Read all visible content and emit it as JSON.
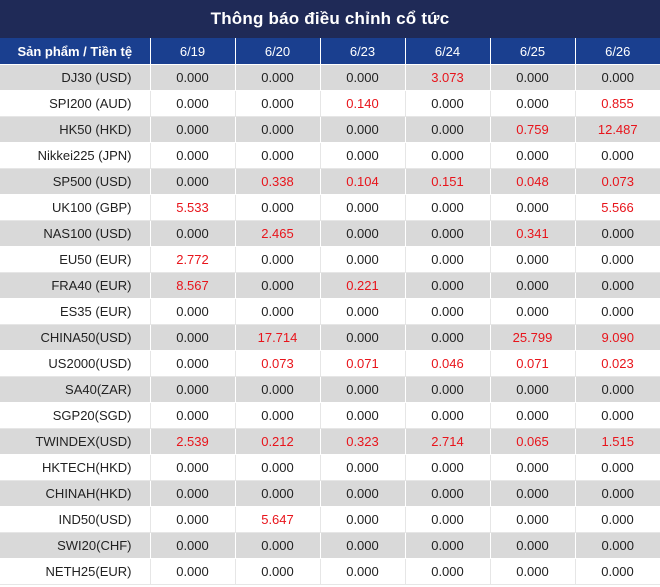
{
  "title": "Thông báo điều chỉnh cổ tức",
  "header": {
    "product_label": "Sản phẩm / Tiền tệ",
    "dates": [
      "6/19",
      "6/20",
      "6/23",
      "6/24",
      "6/25",
      "6/26"
    ]
  },
  "colors": {
    "title_bg": "#1f2a57",
    "header_bg": "#1a3f8f",
    "highlight_text": "#e8141b",
    "shade_row": "#d9d9d9"
  },
  "rows": [
    {
      "product": "DJ30 (USD)",
      "values": [
        "0.000",
        "0.000",
        "0.000",
        "3.073",
        "0.000",
        "0.000"
      ]
    },
    {
      "product": "SPI200 (AUD)",
      "values": [
        "0.000",
        "0.000",
        "0.140",
        "0.000",
        "0.000",
        "0.855"
      ]
    },
    {
      "product": "HK50 (HKD)",
      "values": [
        "0.000",
        "0.000",
        "0.000",
        "0.000",
        "0.759",
        "12.487"
      ]
    },
    {
      "product": "Nikkei225 (JPN)",
      "values": [
        "0.000",
        "0.000",
        "0.000",
        "0.000",
        "0.000",
        "0.000"
      ]
    },
    {
      "product": "SP500 (USD)",
      "values": [
        "0.000",
        "0.338",
        "0.104",
        "0.151",
        "0.048",
        "0.073"
      ]
    },
    {
      "product": "UK100 (GBP)",
      "values": [
        "5.533",
        "0.000",
        "0.000",
        "0.000",
        "0.000",
        "5.566"
      ]
    },
    {
      "product": "NAS100 (USD)",
      "values": [
        "0.000",
        "2.465",
        "0.000",
        "0.000",
        "0.341",
        "0.000"
      ]
    },
    {
      "product": "EU50 (EUR)",
      "values": [
        "2.772",
        "0.000",
        "0.000",
        "0.000",
        "0.000",
        "0.000"
      ]
    },
    {
      "product": "FRA40 (EUR)",
      "values": [
        "8.567",
        "0.000",
        "0.221",
        "0.000",
        "0.000",
        "0.000"
      ]
    },
    {
      "product": "ES35 (EUR)",
      "values": [
        "0.000",
        "0.000",
        "0.000",
        "0.000",
        "0.000",
        "0.000"
      ]
    },
    {
      "product": "CHINA50(USD)",
      "values": [
        "0.000",
        "17.714",
        "0.000",
        "0.000",
        "25.799",
        "9.090"
      ]
    },
    {
      "product": "US2000(USD)",
      "values": [
        "0.000",
        "0.073",
        "0.071",
        "0.046",
        "0.071",
        "0.023"
      ]
    },
    {
      "product": "SA40(ZAR)",
      "values": [
        "0.000",
        "0.000",
        "0.000",
        "0.000",
        "0.000",
        "0.000"
      ]
    },
    {
      "product": "SGP20(SGD)",
      "values": [
        "0.000",
        "0.000",
        "0.000",
        "0.000",
        "0.000",
        "0.000"
      ]
    },
    {
      "product": "TWINDEX(USD)",
      "values": [
        "2.539",
        "0.212",
        "0.323",
        "2.714",
        "0.065",
        "1.515"
      ]
    },
    {
      "product": "HKTECH(HKD)",
      "values": [
        "0.000",
        "0.000",
        "0.000",
        "0.000",
        "0.000",
        "0.000"
      ]
    },
    {
      "product": "CHINAH(HKD)",
      "values": [
        "0.000",
        "0.000",
        "0.000",
        "0.000",
        "0.000",
        "0.000"
      ]
    },
    {
      "product": "IND50(USD)",
      "values": [
        "0.000",
        "5.647",
        "0.000",
        "0.000",
        "0.000",
        "0.000"
      ]
    },
    {
      "product": "SWI20(CHF)",
      "values": [
        "0.000",
        "0.000",
        "0.000",
        "0.000",
        "0.000",
        "0.000"
      ]
    },
    {
      "product": "NETH25(EUR)",
      "values": [
        "0.000",
        "0.000",
        "0.000",
        "0.000",
        "0.000",
        "0.000"
      ]
    }
  ]
}
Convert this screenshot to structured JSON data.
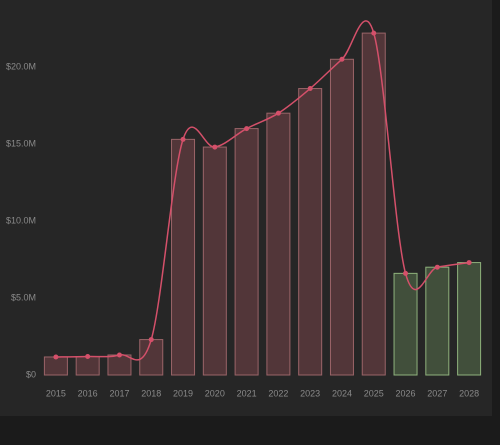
{
  "chart_data": {
    "type": "bar-line",
    "categories": [
      "2015",
      "2016",
      "2017",
      "2018",
      "2019",
      "2020",
      "2021",
      "2022",
      "2023",
      "2024",
      "2025",
      "2026",
      "2027",
      "2028"
    ],
    "values": [
      1170000,
      1200000,
      1300000,
      2300000,
      15300000,
      14800000,
      16000000,
      17000000,
      18600000,
      20500000,
      22200000,
      6600000,
      7000000,
      7300000
    ],
    "bar_colors": [
      "#5a3a3d",
      "#5a3a3d",
      "#5a3a3d",
      "#5a3a3d",
      "#5a3a3d",
      "#5a3a3d",
      "#5a3a3d",
      "#5a3a3d",
      "#5a3a3d",
      "#5a3a3d",
      "#5a3a3d",
      "#46573f",
      "#46573f",
      "#46573f"
    ],
    "bar_edge_colors": [
      "#9a6468",
      "#9a6468",
      "#9a6468",
      "#9a6468",
      "#9a6468",
      "#9a6468",
      "#9a6468",
      "#9a6468",
      "#9a6468",
      "#9a6468",
      "#9a6468",
      "#8fb27c",
      "#8fb27c",
      "#8fb27c"
    ],
    "line_color": "#d4506a",
    "ylim": [
      0,
      23700000
    ],
    "yticks": [
      {
        "value": 0,
        "label": "$0"
      },
      {
        "value": 5000000,
        "label": "$5.0M"
      },
      {
        "value": 10000000,
        "label": "$10.0M"
      },
      {
        "value": 15000000,
        "label": "$15.0M"
      },
      {
        "value": 20000000,
        "label": "$20.0M"
      }
    ]
  }
}
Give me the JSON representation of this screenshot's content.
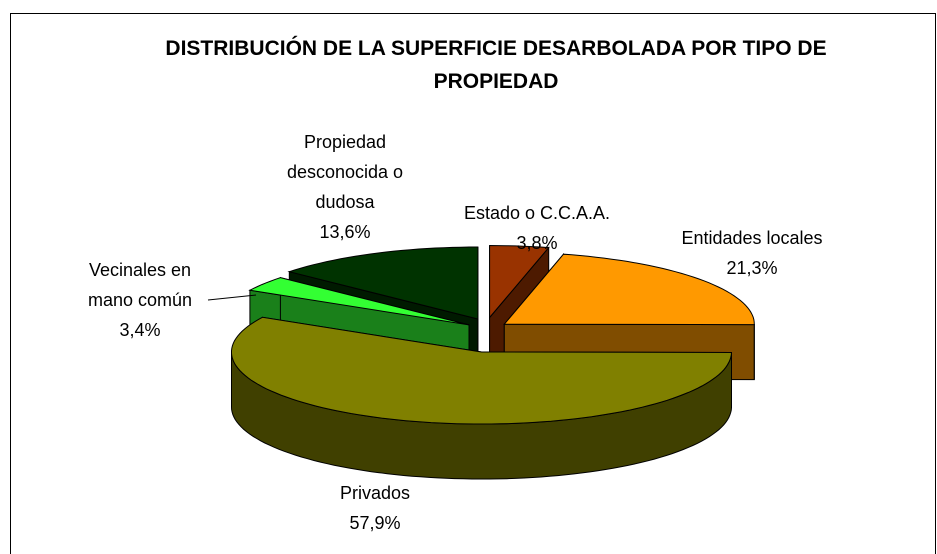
{
  "chart_data": {
    "type": "pie3d",
    "title": "DISTRIBUCIÓN DE LA SUPERFICIE DESARBOLADA POR TIPO DE PROPIEDAD",
    "categories": [
      "Estado o C.C.A.A.",
      "Entidades locales",
      "Privados",
      "Vecinales en mano común",
      "Propiedad desconocida o dudosa"
    ],
    "values": [
      3.8,
      21.3,
      57.9,
      3.4,
      13.6
    ],
    "value_labels": [
      "3,8%",
      "21,3%",
      "57,9%",
      "3,4%",
      "13,6%"
    ],
    "colors": [
      "#993300",
      "#ff9900",
      "#808000",
      "#33ff33",
      "#003300"
    ]
  }
}
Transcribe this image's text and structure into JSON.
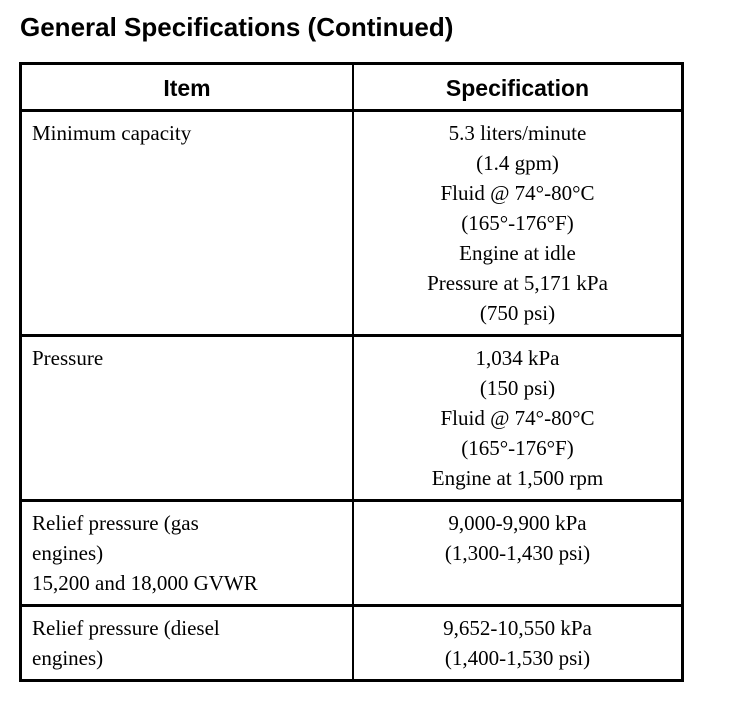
{
  "page": {
    "title": "General Specifications (Continued)"
  },
  "colors": {
    "text": "#000000",
    "background": "#ffffff",
    "border": "#000000"
  },
  "table": {
    "headers": {
      "item": "Item",
      "specification": "Specification"
    },
    "rows": [
      {
        "item_lines": [
          "Minimum capacity"
        ],
        "spec_lines": [
          "5.3 liters/minute",
          "(1.4 gpm)",
          "Fluid @ 74°-80°C",
          "(165°-176°F)",
          "Engine at idle",
          "Pressure at 5,171 kPa",
          "(750 psi)"
        ]
      },
      {
        "item_lines": [
          "Pressure"
        ],
        "spec_lines": [
          "1,034 kPa",
          "(150 psi)",
          "Fluid @ 74°-80°C",
          "(165°-176°F)",
          "Engine at 1,500 rpm"
        ]
      },
      {
        "item_lines": [
          "Relief pressure (gas",
          "engines)",
          "15,200 and 18,000 GVWR"
        ],
        "spec_lines": [
          "9,000-9,900 kPa",
          "(1,300-1,430 psi)"
        ]
      },
      {
        "item_lines": [
          "Relief pressure (diesel",
          "engines)"
        ],
        "spec_lines": [
          "9,652-10,550 kPa",
          "(1,400-1,530 psi)"
        ]
      }
    ]
  }
}
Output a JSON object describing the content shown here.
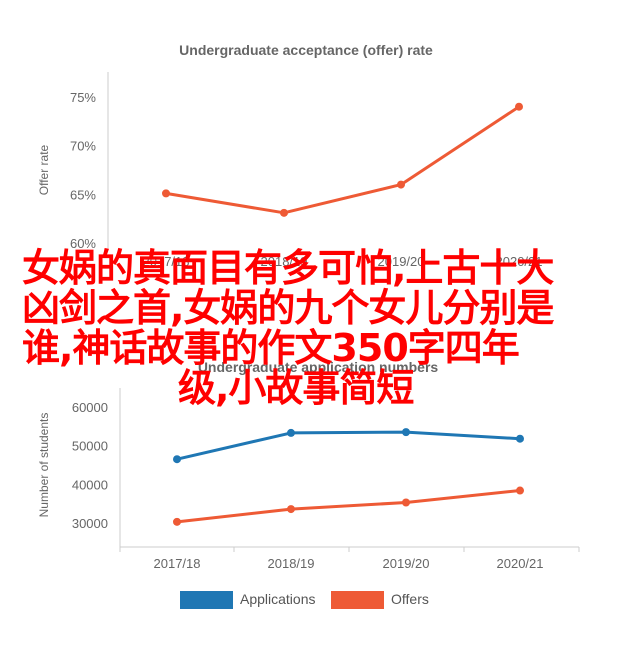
{
  "colors": {
    "applications": "#1f77b4",
    "offers": "#ee5a35",
    "overlay_text": "#ff0000",
    "axis": "#cccccc",
    "text": "#666666"
  },
  "chart_data": [
    {
      "type": "line",
      "title": "Undergraduate acceptance (offer) rate",
      "ylabel": "Offer rate",
      "xlabel": "",
      "categories": [
        "2017/18",
        "2018/19",
        "2019/20",
        "2020/21"
      ],
      "series": [
        {
          "values": [
            65.1,
            63.1,
            66.0,
            74.0
          ]
        }
      ],
      "ylim": [
        60,
        75
      ],
      "yticks": [
        "60%",
        "65%",
        "70%",
        "75%"
      ],
      "ytick_values": [
        60,
        65,
        70,
        75
      ],
      "grid": false,
      "legend": "none"
    },
    {
      "type": "line",
      "title": "Undergraduate application numbers",
      "ylabel": "Number of students",
      "xlabel": "",
      "categories": [
        "2017/18",
        "2018/19",
        "2019/20",
        "2020/21"
      ],
      "series": [
        {
          "name": "Applications",
          "values": [
            46500,
            53300,
            53500,
            51800
          ]
        },
        {
          "name": "Offers",
          "values": [
            30300,
            33600,
            35300,
            38400
          ]
        }
      ],
      "ylim": [
        30000,
        60000
      ],
      "yticks": [
        "30000",
        "40000",
        "50000",
        "60000"
      ],
      "ytick_values": [
        30000,
        40000,
        50000,
        60000
      ],
      "grid": false,
      "legend": "bottom"
    }
  ],
  "overlay": {
    "lines": [
      "女娲的真面目有多可怕,上古十大",
      "凶剑之首,女娲的九个女儿分别是",
      "谁,神话故事的作文350字四年",
      "级,小故事简短"
    ]
  }
}
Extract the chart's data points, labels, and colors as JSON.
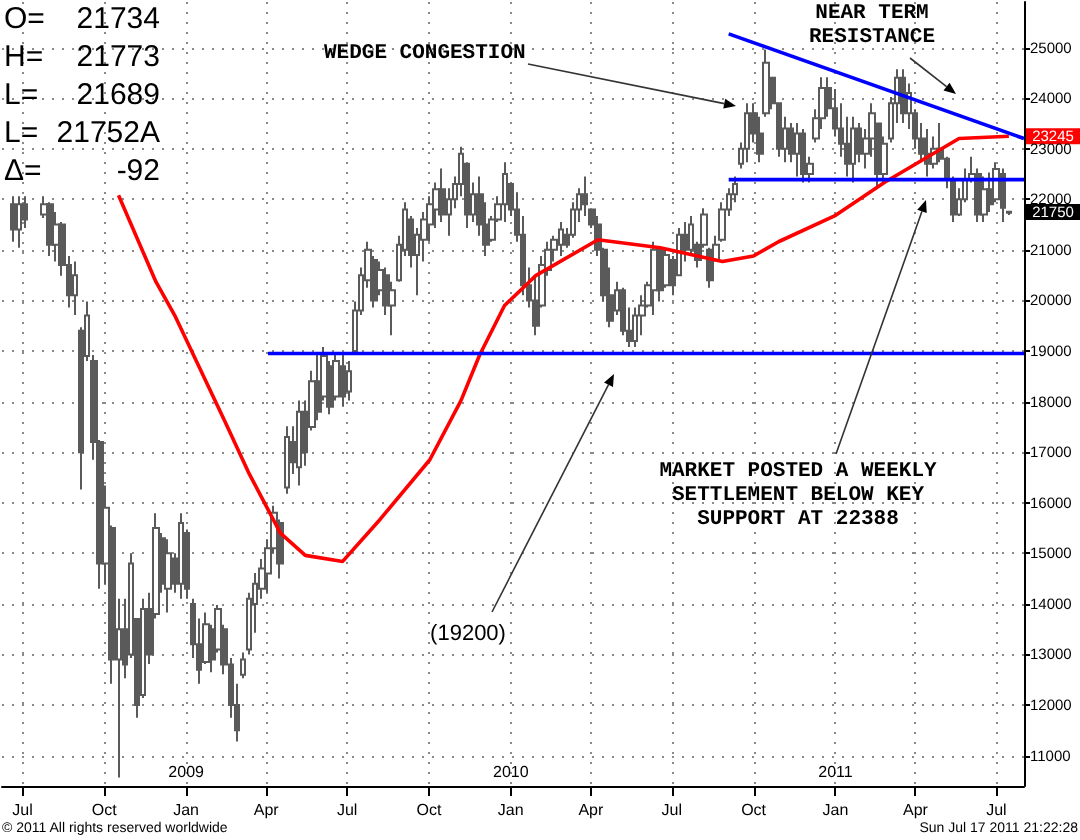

**The problem**
Extract each line holding the word "this" from the records.

**Full response**
Convert this screenshot to structured JSON data.
Give me the JSON representation of this screenshot's content.
Transcribe this image's text and structure into JSON.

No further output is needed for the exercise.